# INSTRUCTIONS TO FOLLOW
Extract each record and reproduce it exactly.

# MATERIAL
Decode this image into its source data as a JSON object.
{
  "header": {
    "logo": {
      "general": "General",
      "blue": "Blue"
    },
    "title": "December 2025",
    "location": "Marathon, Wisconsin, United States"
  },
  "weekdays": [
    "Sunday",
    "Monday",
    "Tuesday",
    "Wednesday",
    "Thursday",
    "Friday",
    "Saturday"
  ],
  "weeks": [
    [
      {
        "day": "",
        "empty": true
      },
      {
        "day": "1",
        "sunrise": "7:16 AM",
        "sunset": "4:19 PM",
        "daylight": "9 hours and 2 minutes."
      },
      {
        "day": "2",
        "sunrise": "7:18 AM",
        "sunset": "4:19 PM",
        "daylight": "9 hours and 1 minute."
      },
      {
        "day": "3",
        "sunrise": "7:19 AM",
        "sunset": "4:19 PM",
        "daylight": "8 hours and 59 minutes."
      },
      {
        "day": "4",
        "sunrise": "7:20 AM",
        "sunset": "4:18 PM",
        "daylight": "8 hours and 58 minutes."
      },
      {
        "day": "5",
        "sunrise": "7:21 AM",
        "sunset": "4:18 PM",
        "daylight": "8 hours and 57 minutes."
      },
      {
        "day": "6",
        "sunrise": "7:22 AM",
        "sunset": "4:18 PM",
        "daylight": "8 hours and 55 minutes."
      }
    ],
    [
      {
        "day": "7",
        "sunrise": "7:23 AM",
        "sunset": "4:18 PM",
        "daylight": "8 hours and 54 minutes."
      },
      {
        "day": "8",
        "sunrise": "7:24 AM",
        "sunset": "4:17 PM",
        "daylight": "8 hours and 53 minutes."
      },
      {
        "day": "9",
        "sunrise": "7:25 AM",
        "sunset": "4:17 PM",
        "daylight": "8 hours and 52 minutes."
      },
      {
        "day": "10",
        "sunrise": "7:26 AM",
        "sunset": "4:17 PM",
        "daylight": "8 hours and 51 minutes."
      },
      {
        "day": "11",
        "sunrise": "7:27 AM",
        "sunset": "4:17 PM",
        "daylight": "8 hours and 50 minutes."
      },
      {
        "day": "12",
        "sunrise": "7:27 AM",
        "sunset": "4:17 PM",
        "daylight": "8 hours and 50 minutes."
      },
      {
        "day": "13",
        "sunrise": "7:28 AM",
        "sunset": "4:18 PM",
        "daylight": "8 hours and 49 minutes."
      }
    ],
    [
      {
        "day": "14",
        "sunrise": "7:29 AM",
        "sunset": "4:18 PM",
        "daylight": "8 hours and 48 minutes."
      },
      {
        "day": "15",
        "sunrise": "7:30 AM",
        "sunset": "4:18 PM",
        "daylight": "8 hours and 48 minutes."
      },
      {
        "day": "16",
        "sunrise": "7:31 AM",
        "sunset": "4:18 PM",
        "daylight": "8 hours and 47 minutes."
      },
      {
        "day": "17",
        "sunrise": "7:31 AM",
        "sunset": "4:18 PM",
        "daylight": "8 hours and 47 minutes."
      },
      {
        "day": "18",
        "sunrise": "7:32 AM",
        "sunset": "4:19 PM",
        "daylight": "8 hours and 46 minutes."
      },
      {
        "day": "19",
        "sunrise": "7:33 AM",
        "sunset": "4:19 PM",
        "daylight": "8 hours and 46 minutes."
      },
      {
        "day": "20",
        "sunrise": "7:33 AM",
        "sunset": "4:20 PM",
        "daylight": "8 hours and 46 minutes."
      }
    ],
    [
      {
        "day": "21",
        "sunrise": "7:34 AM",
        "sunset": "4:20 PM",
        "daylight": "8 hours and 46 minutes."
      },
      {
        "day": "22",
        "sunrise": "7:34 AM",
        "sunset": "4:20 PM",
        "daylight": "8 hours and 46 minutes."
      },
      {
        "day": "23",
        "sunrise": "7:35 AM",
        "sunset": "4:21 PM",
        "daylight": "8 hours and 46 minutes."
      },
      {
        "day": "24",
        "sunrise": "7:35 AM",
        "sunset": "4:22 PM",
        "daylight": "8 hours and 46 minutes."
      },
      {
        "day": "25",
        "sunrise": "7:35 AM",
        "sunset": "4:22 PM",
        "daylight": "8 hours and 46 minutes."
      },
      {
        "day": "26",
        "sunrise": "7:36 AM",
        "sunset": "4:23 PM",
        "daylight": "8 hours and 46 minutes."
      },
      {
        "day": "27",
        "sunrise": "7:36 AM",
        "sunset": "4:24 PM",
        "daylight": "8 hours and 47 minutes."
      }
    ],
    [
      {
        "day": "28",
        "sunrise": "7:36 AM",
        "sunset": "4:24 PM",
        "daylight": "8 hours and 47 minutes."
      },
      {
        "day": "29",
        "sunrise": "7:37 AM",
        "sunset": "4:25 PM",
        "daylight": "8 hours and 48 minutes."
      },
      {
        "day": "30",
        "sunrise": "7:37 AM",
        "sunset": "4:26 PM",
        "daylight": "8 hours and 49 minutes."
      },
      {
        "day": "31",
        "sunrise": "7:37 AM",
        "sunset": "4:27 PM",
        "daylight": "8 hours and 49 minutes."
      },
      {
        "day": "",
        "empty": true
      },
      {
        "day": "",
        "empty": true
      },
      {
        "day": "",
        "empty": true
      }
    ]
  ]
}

# SOLUTION BELOW
Decode this image into its source data as a JSON object.
{
  "header": {
    "logo": {
      "general": "General",
      "blue": "Blue"
    },
    "title": "December 2025",
    "location": "Marathon, Wisconsin, United States"
  },
  "weekdays": [
    "Sunday",
    "Monday",
    "Tuesday",
    "Wednesday",
    "Thursday",
    "Friday",
    "Saturday"
  ],
  "weeks": [
    [
      {
        "day": "",
        "empty": true
      },
      {
        "day": "1",
        "sunrise": "7:16 AM",
        "sunset": "4:19 PM",
        "daylight": "9 hours and 2 minutes."
      },
      {
        "day": "2",
        "sunrise": "7:18 AM",
        "sunset": "4:19 PM",
        "daylight": "9 hours and 1 minute."
      },
      {
        "day": "3",
        "sunrise": "7:19 AM",
        "sunset": "4:19 PM",
        "daylight": "8 hours and 59 minutes."
      },
      {
        "day": "4",
        "sunrise": "7:20 AM",
        "sunset": "4:18 PM",
        "daylight": "8 hours and 58 minutes."
      },
      {
        "day": "5",
        "sunrise": "7:21 AM",
        "sunset": "4:18 PM",
        "daylight": "8 hours and 57 minutes."
      },
      {
        "day": "6",
        "sunrise": "7:22 AM",
        "sunset": "4:18 PM",
        "daylight": "8 hours and 55 minutes."
      }
    ],
    [
      {
        "day": "7",
        "sunrise": "7:23 AM",
        "sunset": "4:18 PM",
        "daylight": "8 hours and 54 minutes."
      },
      {
        "day": "8",
        "sunrise": "7:24 AM",
        "sunset": "4:17 PM",
        "daylight": "8 hours and 53 minutes."
      },
      {
        "day": "9",
        "sunrise": "7:25 AM",
        "sunset": "4:17 PM",
        "daylight": "8 hours and 52 minutes."
      },
      {
        "day": "10",
        "sunrise": "7:26 AM",
        "sunset": "4:17 PM",
        "daylight": "8 hours and 51 minutes."
      },
      {
        "day": "11",
        "sunrise": "7:27 AM",
        "sunset": "4:17 PM",
        "daylight": "8 hours and 50 minutes."
      },
      {
        "day": "12",
        "sunrise": "7:27 AM",
        "sunset": "4:17 PM",
        "daylight": "8 hours and 50 minutes."
      },
      {
        "day": "13",
        "sunrise": "7:28 AM",
        "sunset": "4:18 PM",
        "daylight": "8 hours and 49 minutes."
      }
    ],
    [
      {
        "day": "14",
        "sunrise": "7:29 AM",
        "sunset": "4:18 PM",
        "daylight": "8 hours and 48 minutes."
      },
      {
        "day": "15",
        "sunrise": "7:30 AM",
        "sunset": "4:18 PM",
        "daylight": "8 hours and 48 minutes."
      },
      {
        "day": "16",
        "sunrise": "7:31 AM",
        "sunset": "4:18 PM",
        "daylight": "8 hours and 47 minutes."
      },
      {
        "day": "17",
        "sunrise": "7:31 AM",
        "sunset": "4:18 PM",
        "daylight": "8 hours and 47 minutes."
      },
      {
        "day": "18",
        "sunrise": "7:32 AM",
        "sunset": "4:19 PM",
        "daylight": "8 hours and 46 minutes."
      },
      {
        "day": "19",
        "sunrise": "7:33 AM",
        "sunset": "4:19 PM",
        "daylight": "8 hours and 46 minutes."
      },
      {
        "day": "20",
        "sunrise": "7:33 AM",
        "sunset": "4:20 PM",
        "daylight": "8 hours and 46 minutes."
      }
    ],
    [
      {
        "day": "21",
        "sunrise": "7:34 AM",
        "sunset": "4:20 PM",
        "daylight": "8 hours and 46 minutes."
      },
      {
        "day": "22",
        "sunrise": "7:34 AM",
        "sunset": "4:20 PM",
        "daylight": "8 hours and 46 minutes."
      },
      {
        "day": "23",
        "sunrise": "7:35 AM",
        "sunset": "4:21 PM",
        "daylight": "8 hours and 46 minutes."
      },
      {
        "day": "24",
        "sunrise": "7:35 AM",
        "sunset": "4:22 PM",
        "daylight": "8 hours and 46 minutes."
      },
      {
        "day": "25",
        "sunrise": "7:35 AM",
        "sunset": "4:22 PM",
        "daylight": "8 hours and 46 minutes."
      },
      {
        "day": "26",
        "sunrise": "7:36 AM",
        "sunset": "4:23 PM",
        "daylight": "8 hours and 46 minutes."
      },
      {
        "day": "27",
        "sunrise": "7:36 AM",
        "sunset": "4:24 PM",
        "daylight": "8 hours and 47 minutes."
      }
    ],
    [
      {
        "day": "28",
        "sunrise": "7:36 AM",
        "sunset": "4:24 PM",
        "daylight": "8 hours and 47 minutes."
      },
      {
        "day": "29",
        "sunrise": "7:37 AM",
        "sunset": "4:25 PM",
        "daylight": "8 hours and 48 minutes."
      },
      {
        "day": "30",
        "sunrise": "7:37 AM",
        "sunset": "4:26 PM",
        "daylight": "8 hours and 49 minutes."
      },
      {
        "day": "31",
        "sunrise": "7:37 AM",
        "sunset": "4:27 PM",
        "daylight": "8 hours and 49 minutes."
      },
      {
        "day": "",
        "empty": true
      },
      {
        "day": "",
        "empty": true
      },
      {
        "day": "",
        "empty": true
      }
    ]
  ]
}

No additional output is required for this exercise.